STATED EXERCISE
Omit every picture and output the rest of the records exactly as they are.
-------- PROVIDED RECORDS --------
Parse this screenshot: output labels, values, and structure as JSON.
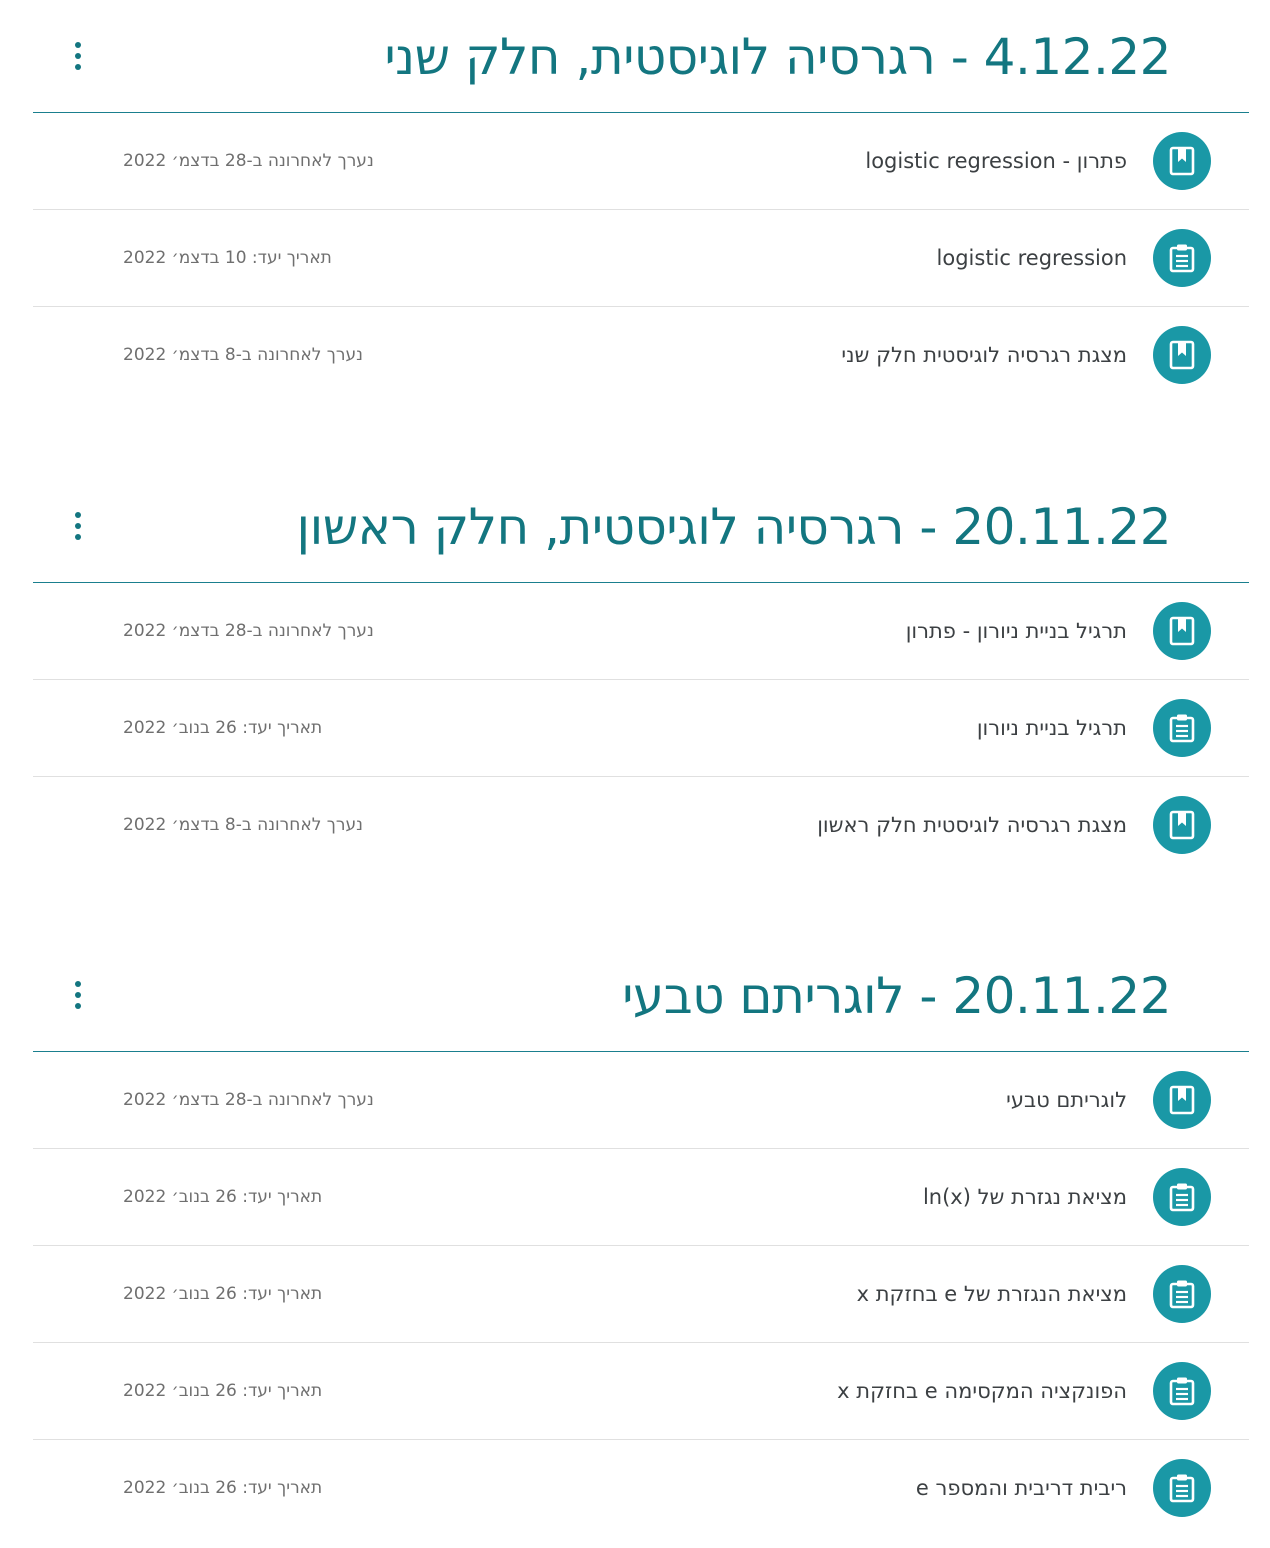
{
  "colors": {
    "accent": "#137680",
    "icon_bg": "#1a98a6",
    "meta_text": "#6f6f6f",
    "divider": "#e0e0e0"
  },
  "topics": [
    {
      "title": "4.12.22 - רגרסיה לוגיסטית, חלק שני",
      "items": [
        {
          "type": "material",
          "icon": "book-icon",
          "title": "פתרון - logistic regression",
          "meta": "נערך לאחרונה ב-28 בדצמ׳ 2022"
        },
        {
          "type": "assignment",
          "icon": "clipboard-icon",
          "title": "logistic regression",
          "meta": "תאריך יעד: 10 בדצמ׳ 2022"
        },
        {
          "type": "material",
          "icon": "book-icon",
          "title": "מצגת רגרסיה לוגיסטית חלק שני",
          "meta": "נערך לאחרונה ב-8 בדצמ׳ 2022"
        }
      ]
    },
    {
      "title": "20.11.22 - רגרסיה לוגיסטית, חלק ראשון",
      "items": [
        {
          "type": "material",
          "icon": "book-icon",
          "title": "תרגיל בניית ניורון - פתרון",
          "meta": "נערך לאחרונה ב-28 בדצמ׳ 2022"
        },
        {
          "type": "assignment",
          "icon": "clipboard-icon",
          "title": "תרגיל בניית ניורון",
          "meta": "תאריך יעד: 26 בנוב׳ 2022"
        },
        {
          "type": "material",
          "icon": "book-icon",
          "title": "מצגת רגרסיה לוגיסטית חלק ראשון",
          "meta": "נערך לאחרונה ב-8 בדצמ׳ 2022"
        }
      ]
    },
    {
      "title": "20.11.22 - לוגריתם טבעי",
      "items": [
        {
          "type": "material",
          "icon": "book-icon",
          "title": "לוגריתם טבעי",
          "meta": "נערך לאחרונה ב-28 בדצמ׳ 2022"
        },
        {
          "type": "assignment",
          "icon": "clipboard-icon",
          "title": "מציאת נגזרת של ln(x)",
          "meta": "תאריך יעד: 26 בנוב׳ 2022"
        },
        {
          "type": "assignment",
          "icon": "clipboard-icon",
          "title": "מציאת הנגזרת של e בחזקת x",
          "meta": "תאריך יעד: 26 בנוב׳ 2022"
        },
        {
          "type": "assignment",
          "icon": "clipboard-icon",
          "title": "הפונקציה המקסימה e בחזקת x",
          "meta": "תאריך יעד: 26 בנוב׳ 2022"
        },
        {
          "type": "assignment",
          "icon": "clipboard-icon",
          "title": "ריבית דריבית והמספר e",
          "meta": "תאריך יעד: 26 בנוב׳ 2022"
        }
      ]
    }
  ]
}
--------
WORKED SOLUTION
Parse this screenshot: output labels, values, and structure as JSON.
{
  "colors": {
    "accent": "#137680",
    "icon_bg": "#1a98a6",
    "meta_text": "#6f6f6f",
    "divider": "#e0e0e0"
  },
  "topics": [
    {
      "title": "4.12.22 - רגרסיה לוגיסטית, חלק שני",
      "items": [
        {
          "type": "material",
          "icon": "book-icon",
          "title": "פתרון - logistic regression",
          "meta": "נערך לאחרונה ב-28 בדצמ׳ 2022"
        },
        {
          "type": "assignment",
          "icon": "clipboard-icon",
          "title": "logistic regression",
          "meta": "תאריך יעד: 10 בדצמ׳ 2022"
        },
        {
          "type": "material",
          "icon": "book-icon",
          "title": "מצגת רגרסיה לוגיסטית חלק שני",
          "meta": "נערך לאחרונה ב-8 בדצמ׳ 2022"
        }
      ]
    },
    {
      "title": "20.11.22 - רגרסיה לוגיסטית, חלק ראשון",
      "items": [
        {
          "type": "material",
          "icon": "book-icon",
          "title": "תרגיל בניית ניורון - פתרון",
          "meta": "נערך לאחרונה ב-28 בדצמ׳ 2022"
        },
        {
          "type": "assignment",
          "icon": "clipboard-icon",
          "title": "תרגיל בניית ניורון",
          "meta": "תאריך יעד: 26 בנוב׳ 2022"
        },
        {
          "type": "material",
          "icon": "book-icon",
          "title": "מצגת רגרסיה לוגיסטית חלק ראשון",
          "meta": "נערך לאחרונה ב-8 בדצמ׳ 2022"
        }
      ]
    },
    {
      "title": "20.11.22 - לוגריתם טבעי",
      "items": [
        {
          "type": "material",
          "icon": "book-icon",
          "title": "לוגריתם טבעי",
          "meta": "נערך לאחרונה ב-28 בדצמ׳ 2022"
        },
        {
          "type": "assignment",
          "icon": "clipboard-icon",
          "title": "מציאת נגזרת של ln(x)",
          "meta": "תאריך יעד: 26 בנוב׳ 2022"
        },
        {
          "type": "assignment",
          "icon": "clipboard-icon",
          "title": "מציאת הנגזרת של e בחזקת x",
          "meta": "תאריך יעד: 26 בנוב׳ 2022"
        },
        {
          "type": "assignment",
          "icon": "clipboard-icon",
          "title": "הפונקציה המקסימה e בחזקת x",
          "meta": "תאריך יעד: 26 בנוב׳ 2022"
        },
        {
          "type": "assignment",
          "icon": "clipboard-icon",
          "title": "ריבית דריבית והמספר e",
          "meta": "תאריך יעד: 26 בנוב׳ 2022"
        }
      ]
    }
  ]
}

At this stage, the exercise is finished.